## Begin SUPPLIED RECORDS

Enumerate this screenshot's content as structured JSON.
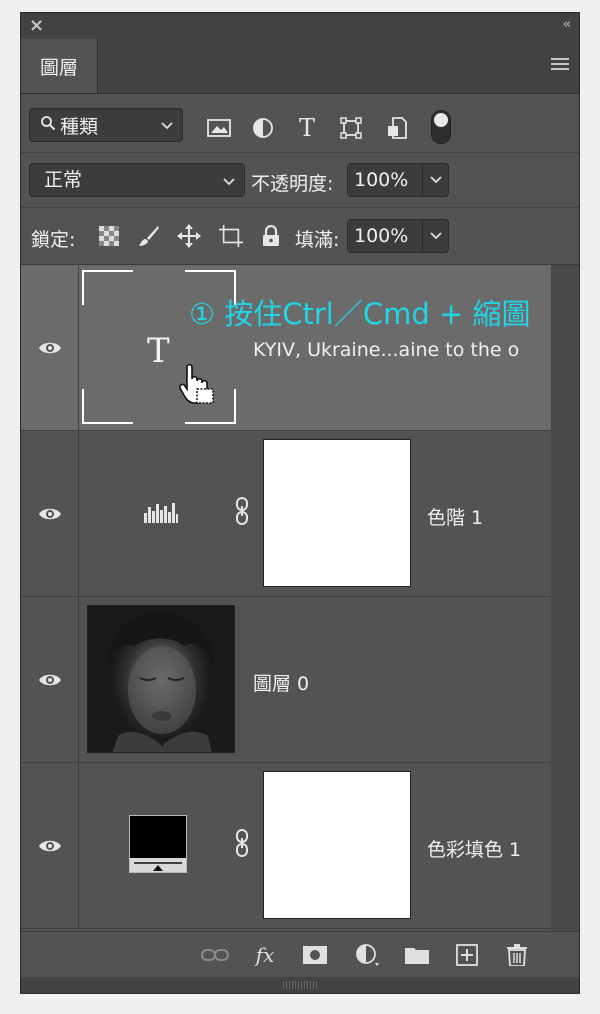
{
  "panel": {
    "tab_label": "圖層",
    "kind_filter": "種類",
    "blend_mode": "正常",
    "opacity_label": "不透明度:",
    "opacity_value": "100%",
    "lock_label": "鎖定:",
    "fill_label": "填滿:",
    "fill_value": "100%"
  },
  "icons": {
    "close": "×",
    "collapse": "‹‹",
    "search": "🔍︎",
    "chevron": "⌄",
    "type_filter": "T",
    "fx": "fx"
  },
  "layers": [
    {
      "name": "KYIV, Ukraine...aine to the o",
      "thumb_glyph": "T",
      "selected": true
    },
    {
      "name": "色階 1",
      "selected": false
    },
    {
      "name": "圖層 0",
      "selected": false
    },
    {
      "name": "色彩填色 1",
      "selected": false
    }
  ],
  "annotation": "① 按住Ctrl／Cmd + 縮圖",
  "colors": {
    "panel_bg": "#535353",
    "selected_row": "#6b6b6b",
    "annotation": "#1fd5e6"
  }
}
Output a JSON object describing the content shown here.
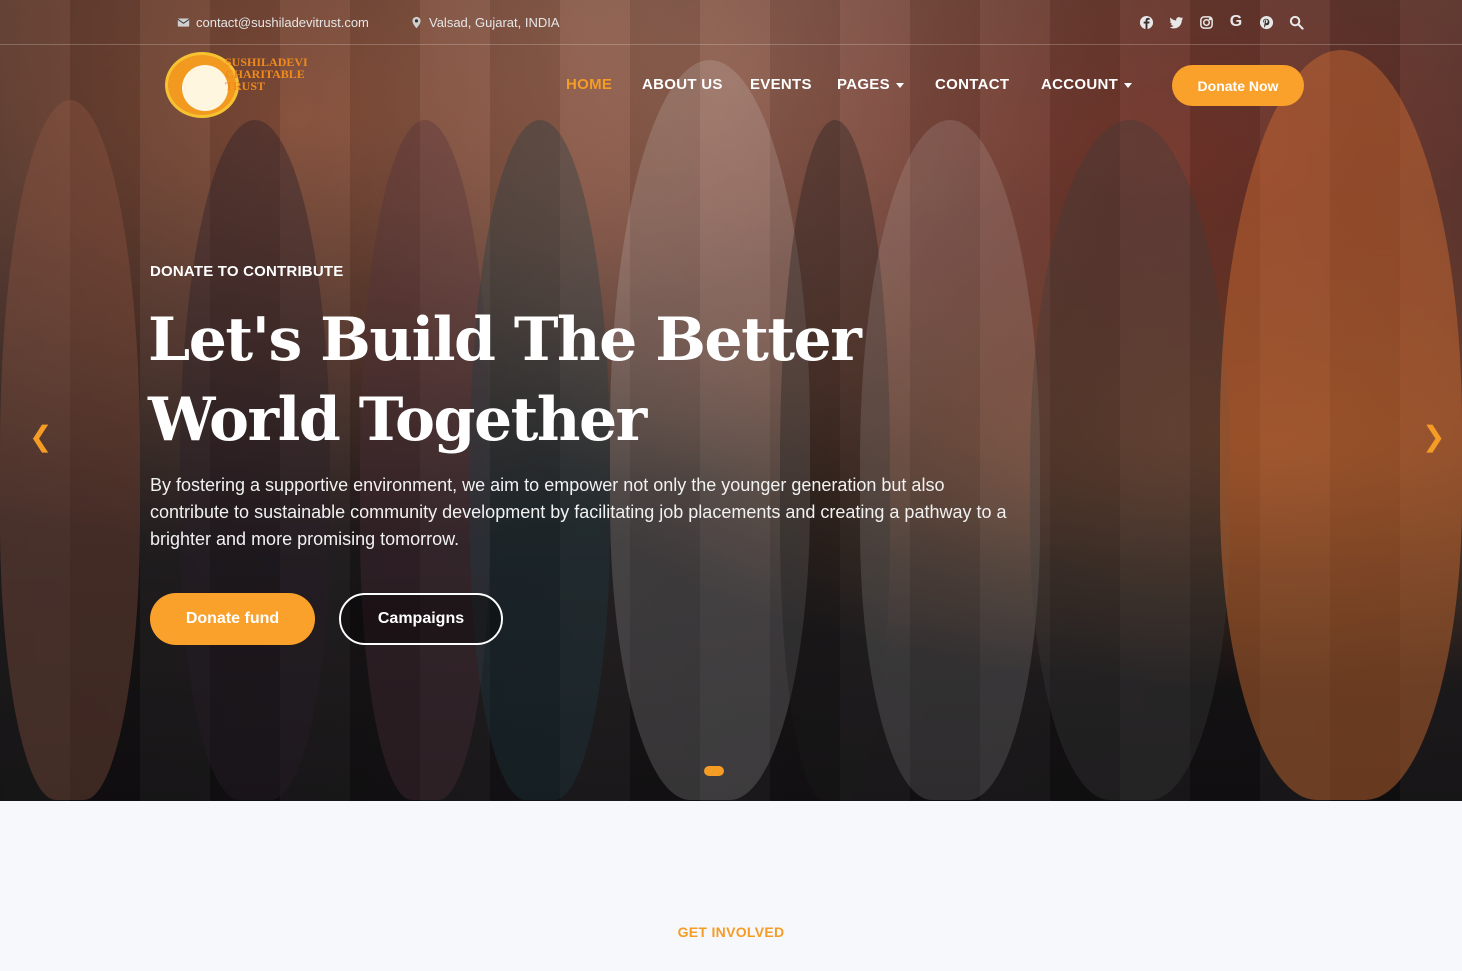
{
  "topbar": {
    "email": "contact@sushiladevitrust.com",
    "location": "Valsad, Gujarat, INDIA",
    "social_icons": [
      "facebook-icon",
      "twitter-icon",
      "instagram-icon",
      "google-icon",
      "pinterest-icon",
      "search-icon"
    ]
  },
  "logo": {
    "line1": "SUSHILADEVI",
    "line2": "CHARITABLE",
    "line3": "TRUST"
  },
  "nav": {
    "items": [
      {
        "label": "HOME",
        "active": true
      },
      {
        "label": "ABOUT US",
        "active": false
      },
      {
        "label": "EVENTS",
        "active": false
      },
      {
        "label": "PAGES",
        "active": false,
        "dropdown": true
      },
      {
        "label": "CONTACT",
        "active": false
      },
      {
        "label": "ACCOUNT",
        "active": false,
        "dropdown": true
      }
    ],
    "cta": "Donate Now"
  },
  "hero": {
    "eyebrow": "DONATE TO CONTRIBUTE",
    "headline_line1": "Let's Build The Better",
    "headline_line2": "World Together",
    "lead": "By fostering a supportive environment, we aim to empower not only the younger generation but also contribute to sustainable community development by facilitating job placements and creating a pathway to a brighter and more promising tomorrow.",
    "primary_button": "Donate fund",
    "secondary_button": "Campaigns",
    "prev_arrow": "❮",
    "next_arrow": "❯"
  },
  "section": {
    "eyebrow": "GET INVOLVED"
  },
  "colors": {
    "accent": "#f9a12b",
    "text_light": "#ffffff"
  }
}
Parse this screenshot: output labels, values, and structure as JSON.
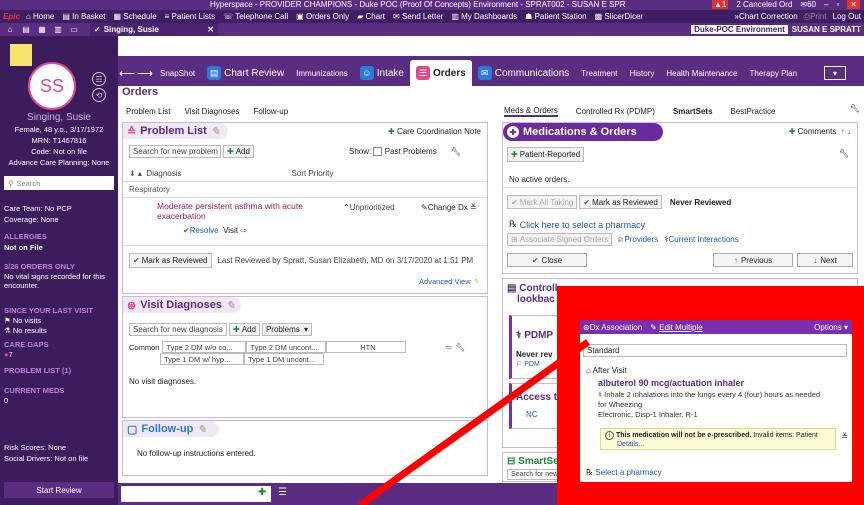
{
  "titlebar": {
    "title": "Hyperspace - PROVIDER CHAMPIONS - Duke POC (Proof Of Concepts) Environment - SPRAT002 - SUSAN E SPR",
    "alerts": "1",
    "canceled": "2 Canceled Ord",
    "messages": "60"
  },
  "toolbar1": {
    "logo": "Epic",
    "items": [
      "Home",
      "In Basket",
      "Schedule",
      "Patient Lists",
      "Telephone Call",
      "Orders Only",
      "Chart",
      "Send Letter",
      "My Dashboards",
      "Patient Station",
      "SlicerDicer"
    ],
    "right": [
      "Chart Correction",
      "Print",
      "Log Out"
    ]
  },
  "toolbar2": {
    "patient_tab": "Singing, Susie",
    "environment": "Duke-POC Environment",
    "user": "SUSAN E SPRATT"
  },
  "sidebar": {
    "initials": "SS",
    "name": "Singing, Susie",
    "demographics": "Female, 48 y.o., 3/17/1972",
    "mrn": "MRN: T1467816",
    "code": "Code: Not on file",
    "acp": "Advance Care Planning: None",
    "search_placeholder": "Search",
    "care_team": "Care Team: No PCP",
    "coverage": "Coverage: None",
    "allergies_header": "ALLERGIES",
    "allergies_value": "Not on File",
    "orders_header": "3/26 ORDERS ONLY",
    "orders_value": "No vital signs recorded for this encounter.",
    "since_header": "SINCE YOUR LAST VISIT",
    "no_visits": "No visits",
    "no_results": "No results",
    "care_gaps_header": "CARE GAPS",
    "care_gaps_count": "7",
    "problem_list_header": "PROBLEM LIST (1)",
    "current_meds_header": "CURRENT MEDS",
    "current_meds_count": "0",
    "risk_scores": "Risk Scores: None",
    "social_drivers": "Social Drivers: Not on file",
    "start_review": "Start Review"
  },
  "activity_tabs": [
    "SnapShot",
    "Chart Review",
    "Immunizations",
    "Intake",
    "Orders",
    "Communications",
    "Treatment",
    "History",
    "Health Maintenance",
    "Therapy Plan"
  ],
  "orders_title": "Orders",
  "left_tabs": [
    "Problem List",
    "Visit Diagnoses",
    "Follow-up"
  ],
  "problem_list": {
    "title": "Problem List",
    "care_coord": "Care Coordination Note",
    "search_placeholder": "Search for new problem",
    "add": "Add",
    "show": "Show:",
    "past_problems": "Past Problems",
    "col_diagnosis": "Diagnosis",
    "col_priority": "Sort Priority",
    "group": "Respiratory",
    "problem_line1": "Moderate persistent asthma with acute",
    "problem_line2": "exacerbation",
    "unprioritized": "Unprioritized",
    "change_dx": "Change Dx",
    "resolve": "Resolve",
    "visit": "Visit",
    "mark_reviewed": "Mark as Reviewed",
    "last_reviewed": "Last Reviewed by Spratt, Susan Elizabeth, MD on 3/17/2020 at 1:51 PM",
    "advanced_view": "Advanced View"
  },
  "visit_dx": {
    "title": "Visit Diagnoses",
    "search_placeholder": "Search for new diagnosis",
    "add": "Add",
    "problems": "Problems",
    "common": "Common",
    "c1": "Type 2 DM w/o co...",
    "c2": "Type 2 DM uncont...",
    "c3": "HTN",
    "c4": "Type 1 DM w/ hyp...",
    "c5": "Type 1 DM uncont...",
    "none": "No visit diagnoses."
  },
  "followup": {
    "title": "Follow-up",
    "none": "No follow-up instructions entered."
  },
  "right_tabs": [
    "Meds & Orders",
    "Controlled Rx (PDMP)",
    "SmartSets",
    "BestPractice"
  ],
  "meds_orders": {
    "title": "Medications & Orders",
    "comments": "Comments",
    "patient_reported": "Patient-Reported",
    "no_active": "No active orders.",
    "mark_all_taking": "Mark All Taking",
    "mark_reviewed": "Mark as Reviewed",
    "never_reviewed": "Never Reviewed",
    "select_pharmacy": "Click here to select a pharmacy",
    "associate": "Associate Signed Orders",
    "providers": "Providers",
    "interactions": "Current Interactions",
    "close": "Close",
    "previous": "Previous",
    "next": "Next"
  },
  "controlled": {
    "title_line1": "Controll",
    "title_line2": "lookbac",
    "pdmp": "PDMP",
    "never_rev": "Never rev",
    "pdm": "PDM",
    "access": "Access t",
    "nc": "NC"
  },
  "smartsets": {
    "title": "SmartSe",
    "search": "Search for new"
  },
  "popup": {
    "dx_association": "Dx Association",
    "edit_multiple": "Edit Multiple",
    "options": "Options",
    "standard": "Standard",
    "after_visit": "After Visit",
    "medication": "albuterol 90 mcg/actuation inhaler",
    "sig_line1": "Inhale 2 inhalations into the lungs every 4 (four) hours as needed",
    "sig_line2": "for Wheezing",
    "sig_line3": "Electronic, Disp-1 Inhaler, R-1",
    "warning_a": "This medication will not be e-prescribed.",
    "warning_b": "Invalid items: Patient",
    "warning_c": "Details...",
    "select_pharmacy": "Select a pharmacy"
  },
  "colors": {
    "brand": "#5a2d82",
    "sidebar": "#3b1c5c",
    "accent_red": "#ff0000",
    "pink": "#e24a8c"
  }
}
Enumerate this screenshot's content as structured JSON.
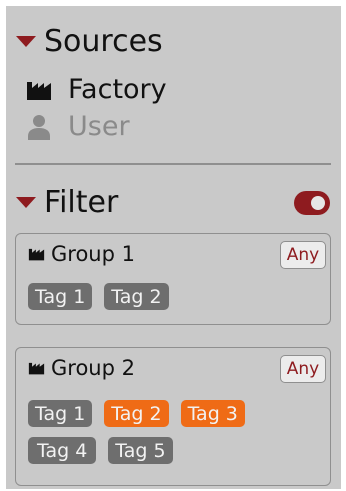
{
  "sources": {
    "title": "Sources",
    "items": [
      {
        "label": "Factory",
        "icon": "factory-icon",
        "active": true
      },
      {
        "label": "User",
        "icon": "user-icon",
        "active": false
      }
    ]
  },
  "filter": {
    "title": "Filter",
    "enabled": true,
    "groups": [
      {
        "title": "Group 1",
        "any_label": "Any",
        "tags": [
          {
            "label": "Tag 1",
            "selected": false
          },
          {
            "label": "Tag 2",
            "selected": false
          }
        ]
      },
      {
        "title": "Group 2",
        "any_label": "Any",
        "tags": [
          {
            "label": "Tag 1",
            "selected": false
          },
          {
            "label": "Tag 2",
            "selected": true
          },
          {
            "label": "Tag 3",
            "selected": true
          },
          {
            "label": "Tag 4",
            "selected": false
          },
          {
            "label": "Tag 5",
            "selected": false
          }
        ]
      }
    ]
  },
  "colors": {
    "accent": "#8e1b1f",
    "tag_selected": "#ef6b16",
    "tag_default": "#6e6e6e",
    "panel": "#c9c9c9"
  }
}
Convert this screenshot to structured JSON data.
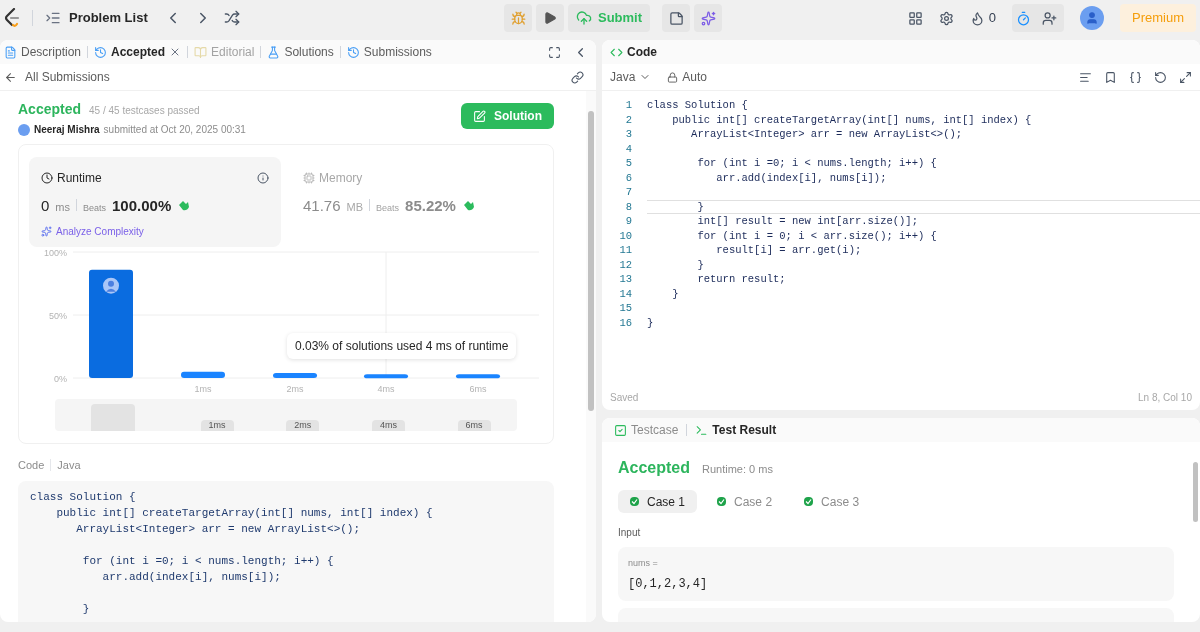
{
  "topbar": {
    "title": "Problem List",
    "submit": "Submit",
    "streak": "0",
    "premium": "Premium"
  },
  "left_tabs": [
    {
      "label": "Description",
      "kind": "description",
      "selected": false,
      "disabled": false,
      "closable": false
    },
    {
      "label": "Accepted",
      "kind": "history",
      "selected": true,
      "disabled": false,
      "closable": true
    },
    {
      "label": "Editorial",
      "kind": "book",
      "selected": false,
      "disabled": true,
      "closable": false
    },
    {
      "label": "Solutions",
      "kind": "flask",
      "selected": false,
      "disabled": false,
      "closable": false
    },
    {
      "label": "Submissions",
      "kind": "history",
      "selected": false,
      "disabled": false,
      "closable": false
    }
  ],
  "submission": {
    "back": "All Submissions",
    "status": "Accepted",
    "testcases": "45 / 45 testcases passed",
    "user": "Neeraj Mishra",
    "submitted": "submitted at Oct 20, 2025 00:31",
    "solution_button": "Solution"
  },
  "stats": [
    {
      "kind": "runtime",
      "label": "Runtime",
      "value": "0",
      "unit": "ms",
      "beats_label": "Beats",
      "beats": "100.00%",
      "selected": true,
      "analyze": "Analyze Complexity"
    },
    {
      "kind": "memory",
      "label": "Memory",
      "value": "41.76",
      "unit": "MB",
      "beats_label": "Beats",
      "beats": "85.22%",
      "selected": false
    }
  ],
  "chart": {
    "chart_data": {
      "type": "bar",
      "categories": [
        null,
        "1ms",
        "2ms",
        "4ms",
        "6ms"
      ],
      "values": [
        86,
        5,
        4,
        3,
        3
      ],
      "yticks": [
        {
          "value": 0,
          "label": "0%"
        },
        {
          "value": 50,
          "label": "50%"
        },
        {
          "value": 100,
          "label": "100%"
        }
      ],
      "ylim": [
        0,
        100
      ]
    },
    "tooltip": "0.03% of solutions used 4 ms of runtime",
    "range_labels": [
      "1ms",
      "2ms",
      "4ms",
      "6ms"
    ]
  },
  "code_section": {
    "label": "Code",
    "language": "Java",
    "lines": [
      {
        "text": "class Solution {"
      },
      {
        "text": "    public int[] createTargetArray(int[] nums, int[] index) {"
      },
      {
        "text": "       ArrayList<Integer> arr = new ArrayList<>();"
      },
      {
        "kind": "blank"
      },
      {
        "text": "        for (int i =0; i < nums.length; i++) {"
      },
      {
        "text": "           arr.add(index[i], nums[i]);"
      },
      {
        "kind": "blank"
      },
      {
        "text": "        }"
      }
    ]
  },
  "editor": {
    "title": "Code",
    "language": "Java",
    "mode": "Auto",
    "status": "Saved",
    "cursor": "Ln 8, Col 10",
    "lines": [
      {
        "number": "1",
        "text": "class Solution {",
        "current": false
      },
      {
        "number": "2",
        "text": "    public int[] createTargetArray(int[] nums, int[] index) {",
        "current": false
      },
      {
        "number": "3",
        "text": "       ArrayList<Integer> arr = new ArrayList<>();",
        "current": false
      },
      {
        "number": "4",
        "current": false
      },
      {
        "number": "5",
        "text": "        for (int i =0; i < nums.length; i++) {",
        "current": false
      },
      {
        "number": "6",
        "text": "           arr.add(index[i], nums[i]);",
        "current": false
      },
      {
        "number": "7",
        "current": false
      },
      {
        "number": "8",
        "text": "        }",
        "current": true
      },
      {
        "number": "9",
        "text": "        int[] result = new int[arr.size()];",
        "current": false
      },
      {
        "number": "10",
        "text": "        for (int i = 0; i < arr.size(); i++) {",
        "current": false
      },
      {
        "number": "11",
        "text": "           result[i] = arr.get(i);",
        "current": false
      },
      {
        "number": "12",
        "text": "        }",
        "current": false
      },
      {
        "number": "13",
        "text": "        return result;",
        "current": false
      },
      {
        "number": "14",
        "text": "    }",
        "current": false
      },
      {
        "number": "15",
        "current": false
      },
      {
        "number": "16",
        "text": "}",
        "current": false
      }
    ]
  },
  "results": {
    "tabs": [
      {
        "label": "Testcase",
        "kind": "testcase",
        "selected": false
      },
      {
        "label": "Test Result",
        "kind": "terminal",
        "selected": true
      }
    ],
    "status": "Accepted",
    "runtime": "Runtime: 0 ms",
    "cases": [
      {
        "label": "Case 1",
        "selected": true,
        "passed": true
      },
      {
        "label": "Case 2",
        "selected": false,
        "passed": true
      },
      {
        "label": "Case 3",
        "selected": false,
        "passed": true
      }
    ],
    "input_label": "Input",
    "inputs": [
      {
        "name": "nums =",
        "value": "[0,1,2,3,4]"
      }
    ]
  }
}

## End SUPPLIED RECORDS

- EXERCISE GOAL
Every line that holds the word "ArrayList" should be extracted.

- SOLUTION BELOW
        "text": "       ArrayList<Integer> arr = new ArrayList<>();"
        "text": "       ArrayList<Integer> arr = new ArrayList<>();",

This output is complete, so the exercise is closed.